**WORK INSTRUCTION**
Where in the data below does the word "ncases" appear? Copy each line that holds it.

**PROVIDED RECORDS**
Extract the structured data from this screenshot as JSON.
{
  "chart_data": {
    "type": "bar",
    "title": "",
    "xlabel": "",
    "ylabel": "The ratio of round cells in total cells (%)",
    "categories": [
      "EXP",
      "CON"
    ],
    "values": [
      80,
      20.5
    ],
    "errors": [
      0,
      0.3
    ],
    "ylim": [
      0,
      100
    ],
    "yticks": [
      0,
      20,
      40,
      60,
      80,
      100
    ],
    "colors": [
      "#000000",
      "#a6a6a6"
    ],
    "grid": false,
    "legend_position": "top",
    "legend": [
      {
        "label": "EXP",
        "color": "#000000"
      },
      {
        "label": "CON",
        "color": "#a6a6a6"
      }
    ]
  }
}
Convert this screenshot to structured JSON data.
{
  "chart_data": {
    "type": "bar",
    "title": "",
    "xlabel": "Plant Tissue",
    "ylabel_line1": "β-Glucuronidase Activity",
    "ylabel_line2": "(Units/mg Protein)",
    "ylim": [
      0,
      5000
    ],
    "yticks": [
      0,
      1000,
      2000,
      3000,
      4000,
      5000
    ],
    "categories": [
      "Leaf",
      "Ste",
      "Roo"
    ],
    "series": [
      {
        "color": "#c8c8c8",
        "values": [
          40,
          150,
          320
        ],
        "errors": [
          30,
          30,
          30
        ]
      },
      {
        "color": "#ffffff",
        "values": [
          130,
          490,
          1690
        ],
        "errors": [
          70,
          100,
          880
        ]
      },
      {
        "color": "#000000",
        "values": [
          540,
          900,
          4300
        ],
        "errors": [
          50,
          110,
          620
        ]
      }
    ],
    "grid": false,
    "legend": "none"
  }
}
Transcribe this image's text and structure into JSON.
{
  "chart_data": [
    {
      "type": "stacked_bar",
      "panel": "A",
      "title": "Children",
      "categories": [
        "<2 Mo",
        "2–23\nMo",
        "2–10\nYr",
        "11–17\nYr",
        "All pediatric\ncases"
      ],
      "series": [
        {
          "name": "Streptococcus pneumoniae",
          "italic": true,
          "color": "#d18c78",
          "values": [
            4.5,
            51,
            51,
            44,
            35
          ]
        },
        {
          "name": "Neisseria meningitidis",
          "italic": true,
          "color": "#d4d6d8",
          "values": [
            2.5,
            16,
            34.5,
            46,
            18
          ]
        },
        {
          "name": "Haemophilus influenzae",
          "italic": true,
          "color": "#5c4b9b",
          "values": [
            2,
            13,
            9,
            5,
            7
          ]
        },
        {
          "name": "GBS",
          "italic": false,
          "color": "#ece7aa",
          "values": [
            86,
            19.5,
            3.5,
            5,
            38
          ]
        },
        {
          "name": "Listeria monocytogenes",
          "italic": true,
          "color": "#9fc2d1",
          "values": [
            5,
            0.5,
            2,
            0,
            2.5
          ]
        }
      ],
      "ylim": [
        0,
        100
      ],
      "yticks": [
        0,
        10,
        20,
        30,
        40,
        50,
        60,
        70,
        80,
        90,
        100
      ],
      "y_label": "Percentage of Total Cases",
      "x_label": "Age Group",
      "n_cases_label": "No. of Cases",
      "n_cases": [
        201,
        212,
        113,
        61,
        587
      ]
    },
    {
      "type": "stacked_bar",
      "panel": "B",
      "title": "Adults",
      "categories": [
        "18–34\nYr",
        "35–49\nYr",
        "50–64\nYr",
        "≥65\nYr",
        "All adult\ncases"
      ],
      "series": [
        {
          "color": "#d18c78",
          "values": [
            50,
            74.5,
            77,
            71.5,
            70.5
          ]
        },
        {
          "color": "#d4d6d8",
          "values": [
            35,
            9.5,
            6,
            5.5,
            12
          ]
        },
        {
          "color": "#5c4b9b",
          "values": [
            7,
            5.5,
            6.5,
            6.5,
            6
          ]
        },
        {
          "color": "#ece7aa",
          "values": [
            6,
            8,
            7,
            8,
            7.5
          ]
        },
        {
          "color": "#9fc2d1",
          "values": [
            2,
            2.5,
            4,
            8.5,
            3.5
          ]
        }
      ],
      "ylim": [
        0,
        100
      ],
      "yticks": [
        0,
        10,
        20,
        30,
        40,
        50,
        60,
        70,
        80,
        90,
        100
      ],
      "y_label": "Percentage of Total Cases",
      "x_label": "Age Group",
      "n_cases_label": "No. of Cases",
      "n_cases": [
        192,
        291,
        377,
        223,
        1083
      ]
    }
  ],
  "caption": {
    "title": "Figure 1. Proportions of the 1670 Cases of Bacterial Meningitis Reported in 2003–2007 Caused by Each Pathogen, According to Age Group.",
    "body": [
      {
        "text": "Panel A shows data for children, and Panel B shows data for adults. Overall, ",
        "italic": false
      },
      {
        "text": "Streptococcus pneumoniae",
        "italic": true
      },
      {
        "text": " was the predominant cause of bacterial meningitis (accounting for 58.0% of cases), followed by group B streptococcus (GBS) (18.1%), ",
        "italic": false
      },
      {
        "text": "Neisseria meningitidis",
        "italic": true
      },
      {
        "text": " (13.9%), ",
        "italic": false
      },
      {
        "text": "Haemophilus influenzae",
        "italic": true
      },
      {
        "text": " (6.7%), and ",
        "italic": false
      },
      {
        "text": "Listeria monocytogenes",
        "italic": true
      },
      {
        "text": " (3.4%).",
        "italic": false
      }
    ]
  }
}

**RESPONSE TO THE TASK**
        "All pediatric\ncases"
        "All adult\ncases"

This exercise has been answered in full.